▶ [Problem] Report how many lines below contain the word "core". Give only the number.

Stored entries:
━━━━━━━━━━━━━━━━━━━━

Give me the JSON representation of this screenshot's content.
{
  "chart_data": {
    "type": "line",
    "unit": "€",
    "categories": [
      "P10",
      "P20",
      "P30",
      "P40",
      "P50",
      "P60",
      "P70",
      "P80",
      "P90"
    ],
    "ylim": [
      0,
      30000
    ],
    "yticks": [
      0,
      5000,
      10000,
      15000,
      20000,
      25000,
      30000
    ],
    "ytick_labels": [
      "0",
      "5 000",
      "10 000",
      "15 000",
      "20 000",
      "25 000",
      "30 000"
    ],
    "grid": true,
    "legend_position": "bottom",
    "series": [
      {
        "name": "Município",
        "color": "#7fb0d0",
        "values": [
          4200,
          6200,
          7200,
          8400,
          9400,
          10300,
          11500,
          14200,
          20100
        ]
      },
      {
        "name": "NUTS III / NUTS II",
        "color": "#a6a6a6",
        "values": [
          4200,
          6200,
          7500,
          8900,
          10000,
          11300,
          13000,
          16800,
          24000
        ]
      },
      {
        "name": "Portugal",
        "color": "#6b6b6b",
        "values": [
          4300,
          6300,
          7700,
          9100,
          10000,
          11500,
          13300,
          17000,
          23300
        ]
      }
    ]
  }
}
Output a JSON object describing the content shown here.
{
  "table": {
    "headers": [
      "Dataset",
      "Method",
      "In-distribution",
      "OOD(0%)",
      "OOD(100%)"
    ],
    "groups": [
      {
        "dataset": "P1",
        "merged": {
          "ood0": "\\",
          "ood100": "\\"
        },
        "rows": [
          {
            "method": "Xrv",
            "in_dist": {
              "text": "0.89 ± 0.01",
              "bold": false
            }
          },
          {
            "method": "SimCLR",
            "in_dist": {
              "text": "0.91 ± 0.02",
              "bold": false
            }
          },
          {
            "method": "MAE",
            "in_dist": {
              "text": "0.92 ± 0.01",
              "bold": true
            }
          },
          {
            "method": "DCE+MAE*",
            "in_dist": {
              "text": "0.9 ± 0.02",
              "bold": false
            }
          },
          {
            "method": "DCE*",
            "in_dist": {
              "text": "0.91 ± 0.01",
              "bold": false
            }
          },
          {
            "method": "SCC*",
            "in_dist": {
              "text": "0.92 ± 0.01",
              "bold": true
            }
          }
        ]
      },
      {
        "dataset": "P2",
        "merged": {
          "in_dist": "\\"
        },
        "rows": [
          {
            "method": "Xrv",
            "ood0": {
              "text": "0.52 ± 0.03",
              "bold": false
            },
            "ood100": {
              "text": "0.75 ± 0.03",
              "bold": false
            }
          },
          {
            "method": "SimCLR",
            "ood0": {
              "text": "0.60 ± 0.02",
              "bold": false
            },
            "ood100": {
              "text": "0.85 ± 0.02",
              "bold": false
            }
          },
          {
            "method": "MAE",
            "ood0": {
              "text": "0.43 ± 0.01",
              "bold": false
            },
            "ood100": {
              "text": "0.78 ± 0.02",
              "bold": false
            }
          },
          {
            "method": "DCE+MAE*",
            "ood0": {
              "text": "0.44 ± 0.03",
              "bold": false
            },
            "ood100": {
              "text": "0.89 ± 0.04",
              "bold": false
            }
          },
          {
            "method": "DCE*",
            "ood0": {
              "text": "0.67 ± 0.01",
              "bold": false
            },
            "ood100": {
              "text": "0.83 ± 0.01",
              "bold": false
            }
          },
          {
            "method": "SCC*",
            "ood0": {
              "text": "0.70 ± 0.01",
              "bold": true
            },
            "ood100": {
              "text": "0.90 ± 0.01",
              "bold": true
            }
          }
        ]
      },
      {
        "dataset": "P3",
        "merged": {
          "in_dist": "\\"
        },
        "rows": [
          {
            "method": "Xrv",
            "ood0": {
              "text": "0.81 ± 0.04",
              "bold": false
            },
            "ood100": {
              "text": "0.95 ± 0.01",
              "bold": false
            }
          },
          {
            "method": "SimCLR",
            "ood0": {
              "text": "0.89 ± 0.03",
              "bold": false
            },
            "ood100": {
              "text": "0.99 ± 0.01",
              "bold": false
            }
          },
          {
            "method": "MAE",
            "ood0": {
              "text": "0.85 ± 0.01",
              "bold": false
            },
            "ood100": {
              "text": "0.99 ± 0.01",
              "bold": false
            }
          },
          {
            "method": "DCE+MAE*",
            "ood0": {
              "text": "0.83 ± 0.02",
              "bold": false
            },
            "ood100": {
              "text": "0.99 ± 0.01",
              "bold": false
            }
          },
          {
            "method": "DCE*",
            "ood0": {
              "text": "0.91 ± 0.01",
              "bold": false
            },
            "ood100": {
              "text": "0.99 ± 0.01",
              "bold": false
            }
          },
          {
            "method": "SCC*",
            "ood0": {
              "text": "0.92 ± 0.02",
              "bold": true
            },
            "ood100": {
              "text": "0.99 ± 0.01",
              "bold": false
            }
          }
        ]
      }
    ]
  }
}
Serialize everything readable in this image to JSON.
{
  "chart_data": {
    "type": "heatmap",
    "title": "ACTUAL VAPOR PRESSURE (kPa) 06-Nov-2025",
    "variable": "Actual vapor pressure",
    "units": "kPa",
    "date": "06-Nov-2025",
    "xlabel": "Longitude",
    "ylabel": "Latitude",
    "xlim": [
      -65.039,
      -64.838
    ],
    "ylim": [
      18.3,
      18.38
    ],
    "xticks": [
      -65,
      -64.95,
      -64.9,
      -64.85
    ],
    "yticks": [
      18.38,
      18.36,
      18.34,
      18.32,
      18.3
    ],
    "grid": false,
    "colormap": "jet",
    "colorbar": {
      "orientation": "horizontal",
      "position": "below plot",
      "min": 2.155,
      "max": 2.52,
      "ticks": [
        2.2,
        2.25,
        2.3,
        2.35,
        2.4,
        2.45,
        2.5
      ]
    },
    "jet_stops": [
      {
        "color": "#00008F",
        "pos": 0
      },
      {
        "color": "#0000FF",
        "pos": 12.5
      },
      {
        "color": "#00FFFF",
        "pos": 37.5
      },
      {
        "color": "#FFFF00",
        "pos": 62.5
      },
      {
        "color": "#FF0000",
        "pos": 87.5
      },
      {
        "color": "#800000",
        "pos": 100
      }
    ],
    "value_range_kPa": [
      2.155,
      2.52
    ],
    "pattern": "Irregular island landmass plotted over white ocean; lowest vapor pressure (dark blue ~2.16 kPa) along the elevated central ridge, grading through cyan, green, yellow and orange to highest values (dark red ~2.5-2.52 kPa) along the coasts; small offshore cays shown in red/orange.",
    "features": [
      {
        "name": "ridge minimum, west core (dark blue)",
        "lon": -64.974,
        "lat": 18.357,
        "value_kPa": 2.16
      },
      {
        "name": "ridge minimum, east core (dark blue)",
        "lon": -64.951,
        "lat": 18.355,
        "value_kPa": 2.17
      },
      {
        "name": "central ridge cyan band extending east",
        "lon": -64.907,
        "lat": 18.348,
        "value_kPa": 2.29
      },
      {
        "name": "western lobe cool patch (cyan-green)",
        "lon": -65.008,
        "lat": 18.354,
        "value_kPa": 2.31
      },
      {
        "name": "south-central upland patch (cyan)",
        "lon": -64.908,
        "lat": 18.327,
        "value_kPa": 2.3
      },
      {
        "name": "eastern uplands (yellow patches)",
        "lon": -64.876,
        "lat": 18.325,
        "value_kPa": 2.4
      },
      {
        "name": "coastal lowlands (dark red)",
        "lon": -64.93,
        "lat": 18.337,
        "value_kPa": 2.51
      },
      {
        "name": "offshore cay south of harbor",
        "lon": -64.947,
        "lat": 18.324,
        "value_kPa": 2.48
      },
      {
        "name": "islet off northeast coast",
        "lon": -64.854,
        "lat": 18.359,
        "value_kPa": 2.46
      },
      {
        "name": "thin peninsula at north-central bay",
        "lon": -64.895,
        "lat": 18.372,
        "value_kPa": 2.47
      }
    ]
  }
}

━━━━━━━━━━━━━━━━━━━━

▶ [Answer to this problem] 2